** BEGIN Data supplied **

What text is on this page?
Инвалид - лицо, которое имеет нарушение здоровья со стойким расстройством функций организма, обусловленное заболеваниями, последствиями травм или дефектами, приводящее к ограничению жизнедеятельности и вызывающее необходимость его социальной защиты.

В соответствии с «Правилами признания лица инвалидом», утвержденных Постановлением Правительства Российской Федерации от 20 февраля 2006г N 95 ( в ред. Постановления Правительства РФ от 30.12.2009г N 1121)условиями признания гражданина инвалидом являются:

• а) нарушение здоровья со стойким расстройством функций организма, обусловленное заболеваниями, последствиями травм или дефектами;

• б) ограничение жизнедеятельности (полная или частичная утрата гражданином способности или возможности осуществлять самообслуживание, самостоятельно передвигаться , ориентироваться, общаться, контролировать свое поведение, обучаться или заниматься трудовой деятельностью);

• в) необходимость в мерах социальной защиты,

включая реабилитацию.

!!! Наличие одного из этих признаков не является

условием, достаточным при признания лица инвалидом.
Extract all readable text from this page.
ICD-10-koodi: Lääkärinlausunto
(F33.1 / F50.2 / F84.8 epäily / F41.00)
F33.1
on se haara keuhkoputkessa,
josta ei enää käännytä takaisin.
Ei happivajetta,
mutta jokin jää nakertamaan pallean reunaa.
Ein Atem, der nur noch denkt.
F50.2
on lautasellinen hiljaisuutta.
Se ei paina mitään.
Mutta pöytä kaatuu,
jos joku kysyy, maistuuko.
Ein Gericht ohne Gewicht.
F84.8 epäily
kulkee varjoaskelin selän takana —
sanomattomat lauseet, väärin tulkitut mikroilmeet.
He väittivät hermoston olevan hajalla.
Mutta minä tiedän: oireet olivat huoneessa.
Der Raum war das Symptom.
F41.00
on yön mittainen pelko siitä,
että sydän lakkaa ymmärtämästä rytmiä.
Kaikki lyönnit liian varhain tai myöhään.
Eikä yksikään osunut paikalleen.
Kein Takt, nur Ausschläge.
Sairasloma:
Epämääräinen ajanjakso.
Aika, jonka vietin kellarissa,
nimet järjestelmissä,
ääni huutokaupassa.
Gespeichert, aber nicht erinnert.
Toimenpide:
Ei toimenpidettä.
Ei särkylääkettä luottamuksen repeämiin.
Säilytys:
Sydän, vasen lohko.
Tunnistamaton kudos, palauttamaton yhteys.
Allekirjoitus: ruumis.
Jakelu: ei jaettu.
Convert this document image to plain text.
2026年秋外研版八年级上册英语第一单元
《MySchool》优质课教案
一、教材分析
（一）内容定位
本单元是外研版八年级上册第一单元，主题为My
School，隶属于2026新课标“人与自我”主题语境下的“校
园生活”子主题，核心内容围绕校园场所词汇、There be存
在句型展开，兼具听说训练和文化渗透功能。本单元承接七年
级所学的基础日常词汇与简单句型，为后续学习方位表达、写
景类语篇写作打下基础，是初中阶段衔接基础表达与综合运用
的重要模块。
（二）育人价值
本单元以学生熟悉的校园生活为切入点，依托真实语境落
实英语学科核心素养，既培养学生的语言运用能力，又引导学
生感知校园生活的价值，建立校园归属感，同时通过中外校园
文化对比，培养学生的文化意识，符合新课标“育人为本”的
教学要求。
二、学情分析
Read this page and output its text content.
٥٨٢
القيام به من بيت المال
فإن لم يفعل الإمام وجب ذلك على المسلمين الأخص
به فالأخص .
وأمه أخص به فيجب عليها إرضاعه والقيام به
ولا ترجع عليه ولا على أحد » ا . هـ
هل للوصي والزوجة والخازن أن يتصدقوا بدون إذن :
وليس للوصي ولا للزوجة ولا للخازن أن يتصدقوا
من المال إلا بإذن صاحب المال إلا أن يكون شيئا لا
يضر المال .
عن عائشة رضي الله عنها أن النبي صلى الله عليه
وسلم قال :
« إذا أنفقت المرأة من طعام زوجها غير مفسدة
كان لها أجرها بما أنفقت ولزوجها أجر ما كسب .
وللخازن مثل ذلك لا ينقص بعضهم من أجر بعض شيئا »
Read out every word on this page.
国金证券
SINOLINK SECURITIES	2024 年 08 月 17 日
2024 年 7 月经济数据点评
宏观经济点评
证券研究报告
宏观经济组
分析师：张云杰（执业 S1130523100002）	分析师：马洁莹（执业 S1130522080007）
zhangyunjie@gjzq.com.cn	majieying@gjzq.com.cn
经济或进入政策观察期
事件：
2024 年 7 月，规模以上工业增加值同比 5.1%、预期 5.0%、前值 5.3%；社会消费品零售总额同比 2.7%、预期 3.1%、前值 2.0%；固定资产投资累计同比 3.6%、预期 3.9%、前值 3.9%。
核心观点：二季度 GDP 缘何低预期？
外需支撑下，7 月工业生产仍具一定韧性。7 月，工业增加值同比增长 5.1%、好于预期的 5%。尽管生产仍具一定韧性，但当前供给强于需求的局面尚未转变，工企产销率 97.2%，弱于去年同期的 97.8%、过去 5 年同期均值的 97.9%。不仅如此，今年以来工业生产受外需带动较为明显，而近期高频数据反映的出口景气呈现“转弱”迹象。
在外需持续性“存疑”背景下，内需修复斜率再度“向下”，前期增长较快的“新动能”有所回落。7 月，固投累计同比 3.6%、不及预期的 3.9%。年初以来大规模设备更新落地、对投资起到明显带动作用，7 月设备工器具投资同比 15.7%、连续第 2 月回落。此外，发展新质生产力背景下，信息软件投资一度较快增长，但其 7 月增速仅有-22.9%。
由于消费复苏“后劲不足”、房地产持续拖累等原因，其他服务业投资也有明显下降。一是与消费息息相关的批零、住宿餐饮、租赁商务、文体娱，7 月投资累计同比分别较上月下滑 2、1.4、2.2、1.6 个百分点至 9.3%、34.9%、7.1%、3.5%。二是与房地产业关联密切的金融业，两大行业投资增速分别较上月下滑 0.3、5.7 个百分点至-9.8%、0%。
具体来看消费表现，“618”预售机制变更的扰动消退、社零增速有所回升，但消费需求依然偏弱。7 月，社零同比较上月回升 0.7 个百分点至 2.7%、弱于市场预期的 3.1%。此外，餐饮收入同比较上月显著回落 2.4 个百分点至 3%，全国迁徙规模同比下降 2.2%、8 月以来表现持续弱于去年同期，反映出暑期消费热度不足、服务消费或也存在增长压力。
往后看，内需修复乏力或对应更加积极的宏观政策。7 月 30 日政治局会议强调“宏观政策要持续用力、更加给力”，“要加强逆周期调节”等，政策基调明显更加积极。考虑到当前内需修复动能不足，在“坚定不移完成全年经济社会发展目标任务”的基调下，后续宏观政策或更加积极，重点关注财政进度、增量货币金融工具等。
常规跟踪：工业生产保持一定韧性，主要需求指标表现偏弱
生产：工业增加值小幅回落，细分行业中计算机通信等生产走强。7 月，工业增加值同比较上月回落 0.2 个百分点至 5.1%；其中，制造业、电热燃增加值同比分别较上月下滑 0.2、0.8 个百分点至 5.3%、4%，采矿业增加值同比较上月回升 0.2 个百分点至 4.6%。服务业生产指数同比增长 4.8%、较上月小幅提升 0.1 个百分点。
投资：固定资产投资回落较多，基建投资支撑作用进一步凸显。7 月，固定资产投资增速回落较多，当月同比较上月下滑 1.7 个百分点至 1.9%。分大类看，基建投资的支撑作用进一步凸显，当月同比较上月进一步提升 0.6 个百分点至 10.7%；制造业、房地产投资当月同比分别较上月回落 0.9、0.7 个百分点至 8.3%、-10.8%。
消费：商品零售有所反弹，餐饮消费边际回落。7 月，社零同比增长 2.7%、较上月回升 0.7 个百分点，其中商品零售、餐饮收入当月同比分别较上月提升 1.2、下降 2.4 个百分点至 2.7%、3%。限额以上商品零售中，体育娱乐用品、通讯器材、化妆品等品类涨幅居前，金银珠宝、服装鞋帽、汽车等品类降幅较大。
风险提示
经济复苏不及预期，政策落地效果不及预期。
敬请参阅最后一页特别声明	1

** END Data supplied **

• Task requirements:
From the listing above, pick out every line containing "социальной".

• Final result:
Инвалид - лицо, которое имеет нарушение здоровья со стойким расстройством функций организма, обусловленное заболеваниями, последствиями травм или дефектами, приводящее к ограничению жизнедеятельности и вызывающее необходимость его социальной защиты.
• в) необходимость в мерах социальной защиты,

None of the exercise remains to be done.